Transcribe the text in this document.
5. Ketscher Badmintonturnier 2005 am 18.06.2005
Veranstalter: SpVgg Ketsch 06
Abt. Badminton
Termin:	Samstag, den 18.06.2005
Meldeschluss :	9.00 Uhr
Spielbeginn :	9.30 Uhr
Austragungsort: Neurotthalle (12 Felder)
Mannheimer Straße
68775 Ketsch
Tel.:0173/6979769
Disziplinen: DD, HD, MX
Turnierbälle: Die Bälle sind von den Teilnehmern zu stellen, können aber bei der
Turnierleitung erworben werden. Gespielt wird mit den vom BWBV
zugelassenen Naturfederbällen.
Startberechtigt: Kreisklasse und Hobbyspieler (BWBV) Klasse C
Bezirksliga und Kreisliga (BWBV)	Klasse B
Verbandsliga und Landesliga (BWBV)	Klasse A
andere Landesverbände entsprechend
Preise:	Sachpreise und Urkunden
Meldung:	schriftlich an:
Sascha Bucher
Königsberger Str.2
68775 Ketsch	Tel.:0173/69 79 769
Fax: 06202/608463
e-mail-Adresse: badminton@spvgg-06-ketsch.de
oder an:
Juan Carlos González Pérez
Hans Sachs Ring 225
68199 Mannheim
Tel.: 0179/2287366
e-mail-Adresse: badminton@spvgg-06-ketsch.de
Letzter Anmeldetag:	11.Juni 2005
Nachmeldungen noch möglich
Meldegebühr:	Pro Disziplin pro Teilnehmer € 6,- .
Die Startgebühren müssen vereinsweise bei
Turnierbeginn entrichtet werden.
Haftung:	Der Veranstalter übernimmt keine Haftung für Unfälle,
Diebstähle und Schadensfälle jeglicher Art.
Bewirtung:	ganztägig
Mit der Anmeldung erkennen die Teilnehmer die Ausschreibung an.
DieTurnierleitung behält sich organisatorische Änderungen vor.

---+---

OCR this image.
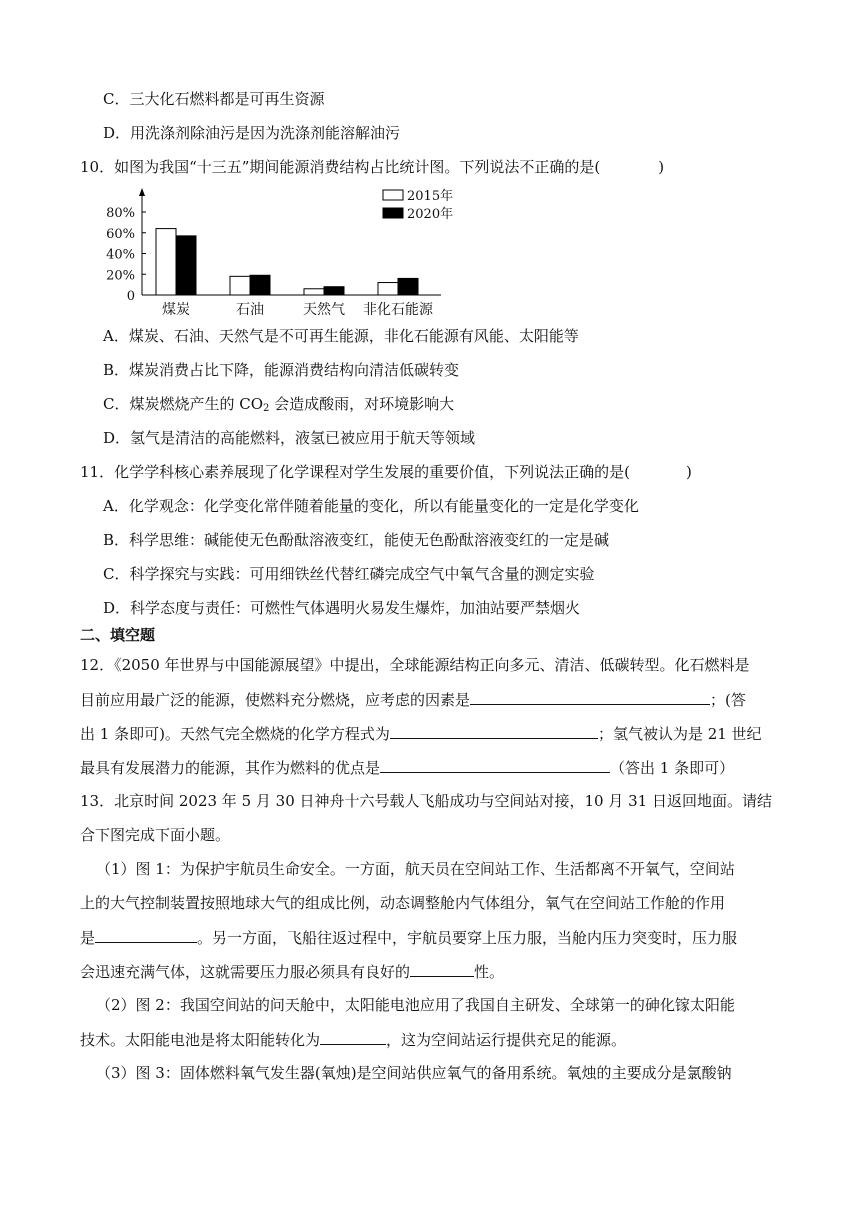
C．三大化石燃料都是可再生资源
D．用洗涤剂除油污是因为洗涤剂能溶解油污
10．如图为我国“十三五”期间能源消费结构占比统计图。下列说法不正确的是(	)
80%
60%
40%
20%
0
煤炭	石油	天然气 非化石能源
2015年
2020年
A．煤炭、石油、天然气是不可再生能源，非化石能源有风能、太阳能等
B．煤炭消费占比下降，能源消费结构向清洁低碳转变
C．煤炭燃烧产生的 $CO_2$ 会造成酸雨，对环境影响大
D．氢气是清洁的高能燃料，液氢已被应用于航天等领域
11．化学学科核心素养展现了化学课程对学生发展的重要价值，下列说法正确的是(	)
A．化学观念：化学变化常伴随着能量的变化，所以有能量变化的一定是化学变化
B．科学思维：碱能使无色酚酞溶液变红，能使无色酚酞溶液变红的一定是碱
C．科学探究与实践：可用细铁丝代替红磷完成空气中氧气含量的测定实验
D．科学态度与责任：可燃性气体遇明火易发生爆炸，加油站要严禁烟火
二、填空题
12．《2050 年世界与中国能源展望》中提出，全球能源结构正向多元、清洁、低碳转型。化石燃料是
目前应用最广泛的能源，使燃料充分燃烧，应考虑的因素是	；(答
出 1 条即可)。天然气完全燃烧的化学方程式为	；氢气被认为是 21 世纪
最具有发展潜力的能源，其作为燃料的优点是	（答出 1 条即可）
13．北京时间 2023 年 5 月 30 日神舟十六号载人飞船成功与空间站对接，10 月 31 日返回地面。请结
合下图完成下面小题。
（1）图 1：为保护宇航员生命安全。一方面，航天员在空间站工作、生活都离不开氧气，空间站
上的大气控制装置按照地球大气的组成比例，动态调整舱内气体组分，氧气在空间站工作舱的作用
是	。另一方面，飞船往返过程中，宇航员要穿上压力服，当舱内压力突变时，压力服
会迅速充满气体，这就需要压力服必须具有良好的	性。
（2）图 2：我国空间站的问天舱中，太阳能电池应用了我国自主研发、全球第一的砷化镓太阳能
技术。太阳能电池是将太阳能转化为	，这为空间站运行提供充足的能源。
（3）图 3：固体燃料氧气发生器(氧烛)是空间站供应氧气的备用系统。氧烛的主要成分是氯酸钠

---+---

TASK DIRECTIONS: Search the listing for the word "this". Copy every line in which it occurs.

RESPONSE TO THE EXERCISE:
Transcribe the text in this document.
OCR this image.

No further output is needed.